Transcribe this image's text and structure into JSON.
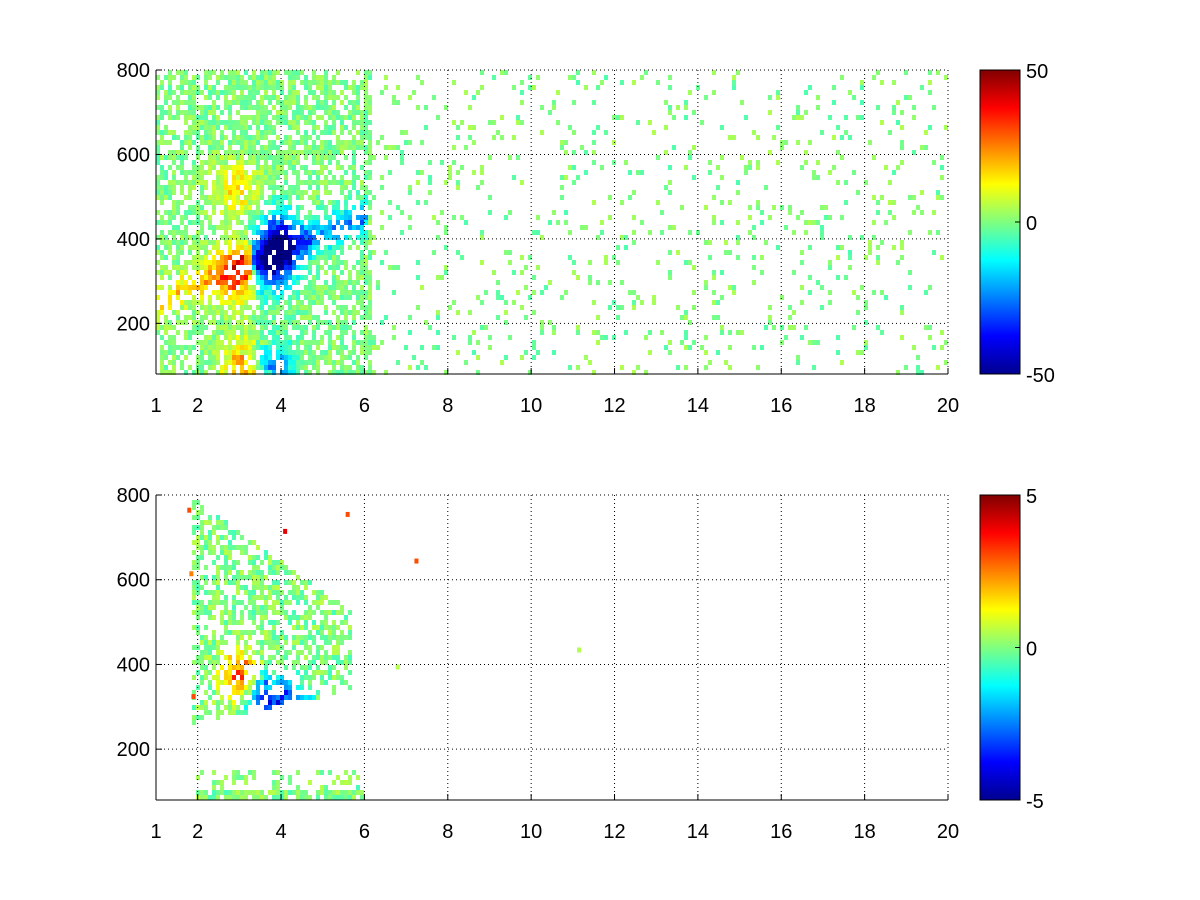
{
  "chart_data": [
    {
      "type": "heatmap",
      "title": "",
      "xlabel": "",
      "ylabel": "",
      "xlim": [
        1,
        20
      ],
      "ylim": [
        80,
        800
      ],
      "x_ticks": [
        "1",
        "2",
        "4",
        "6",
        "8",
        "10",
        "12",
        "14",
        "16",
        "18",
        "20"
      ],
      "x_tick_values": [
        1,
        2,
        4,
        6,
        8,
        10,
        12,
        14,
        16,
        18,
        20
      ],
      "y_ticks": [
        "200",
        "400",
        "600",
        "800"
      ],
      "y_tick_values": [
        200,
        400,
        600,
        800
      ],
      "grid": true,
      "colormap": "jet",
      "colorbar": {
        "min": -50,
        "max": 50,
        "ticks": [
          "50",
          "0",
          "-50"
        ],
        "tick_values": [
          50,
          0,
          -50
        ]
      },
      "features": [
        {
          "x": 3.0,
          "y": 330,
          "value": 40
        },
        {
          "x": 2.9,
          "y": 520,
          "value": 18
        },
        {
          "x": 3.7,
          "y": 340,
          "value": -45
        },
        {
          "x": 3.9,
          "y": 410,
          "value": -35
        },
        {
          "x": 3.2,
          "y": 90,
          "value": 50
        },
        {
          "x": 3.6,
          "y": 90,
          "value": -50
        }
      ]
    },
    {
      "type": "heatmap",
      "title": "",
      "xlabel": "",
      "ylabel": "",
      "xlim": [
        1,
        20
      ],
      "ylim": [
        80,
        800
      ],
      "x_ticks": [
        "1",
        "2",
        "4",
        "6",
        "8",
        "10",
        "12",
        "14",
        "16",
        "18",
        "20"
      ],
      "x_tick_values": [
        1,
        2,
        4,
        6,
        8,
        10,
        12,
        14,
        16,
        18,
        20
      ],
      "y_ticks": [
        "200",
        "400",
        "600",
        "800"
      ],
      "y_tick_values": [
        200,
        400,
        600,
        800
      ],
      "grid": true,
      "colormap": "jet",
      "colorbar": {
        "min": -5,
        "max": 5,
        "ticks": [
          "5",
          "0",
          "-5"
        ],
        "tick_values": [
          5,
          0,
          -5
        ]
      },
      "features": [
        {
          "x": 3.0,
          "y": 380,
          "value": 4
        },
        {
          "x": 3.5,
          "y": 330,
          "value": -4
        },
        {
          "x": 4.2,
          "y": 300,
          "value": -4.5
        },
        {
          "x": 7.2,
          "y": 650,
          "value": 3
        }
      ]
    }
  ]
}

### What the task requires
Restate the data above exactly, stripping out each image.

### Answer for the task
Transcribe this image's text and structure into JSON.
{
  "chart_data": [
    {
      "type": "heatmap",
      "title": "",
      "xlabel": "",
      "ylabel": "",
      "xlim": [
        1,
        20
      ],
      "ylim": [
        80,
        800
      ],
      "x_ticks": [
        "1",
        "2",
        "4",
        "6",
        "8",
        "10",
        "12",
        "14",
        "16",
        "18",
        "20"
      ],
      "x_tick_values": [
        1,
        2,
        4,
        6,
        8,
        10,
        12,
        14,
        16,
        18,
        20
      ],
      "y_ticks": [
        "200",
        "400",
        "600",
        "800"
      ],
      "y_tick_values": [
        200,
        400,
        600,
        800
      ],
      "grid": true,
      "colormap": "jet",
      "colorbar": {
        "min": -50,
        "max": 50,
        "ticks": [
          "50",
          "0",
          "-50"
        ],
        "tick_values": [
          50,
          0,
          -50
        ]
      },
      "features": [
        {
          "x": 3.0,
          "y": 330,
          "value": 40
        },
        {
          "x": 2.9,
          "y": 520,
          "value": 18
        },
        {
          "x": 3.7,
          "y": 340,
          "value": -45
        },
        {
          "x": 3.9,
          "y": 410,
          "value": -35
        },
        {
          "x": 3.2,
          "y": 90,
          "value": 50
        },
        {
          "x": 3.6,
          "y": 90,
          "value": -50
        }
      ]
    },
    {
      "type": "heatmap",
      "title": "",
      "xlabel": "",
      "ylabel": "",
      "xlim": [
        1,
        20
      ],
      "ylim": [
        80,
        800
      ],
      "x_ticks": [
        "1",
        "2",
        "4",
        "6",
        "8",
        "10",
        "12",
        "14",
        "16",
        "18",
        "20"
      ],
      "x_tick_values": [
        1,
        2,
        4,
        6,
        8,
        10,
        12,
        14,
        16,
        18,
        20
      ],
      "y_ticks": [
        "200",
        "400",
        "600",
        "800"
      ],
      "y_tick_values": [
        200,
        400,
        600,
        800
      ],
      "grid": true,
      "colormap": "jet",
      "colorbar": {
        "min": -5,
        "max": 5,
        "ticks": [
          "5",
          "0",
          "-5"
        ],
        "tick_values": [
          5,
          0,
          -5
        ]
      },
      "features": [
        {
          "x": 3.0,
          "y": 380,
          "value": 4
        },
        {
          "x": 3.5,
          "y": 330,
          "value": -4
        },
        {
          "x": 4.2,
          "y": 300,
          "value": -4.5
        },
        {
          "x": 7.2,
          "y": 650,
          "value": 3
        }
      ]
    }
  ]
}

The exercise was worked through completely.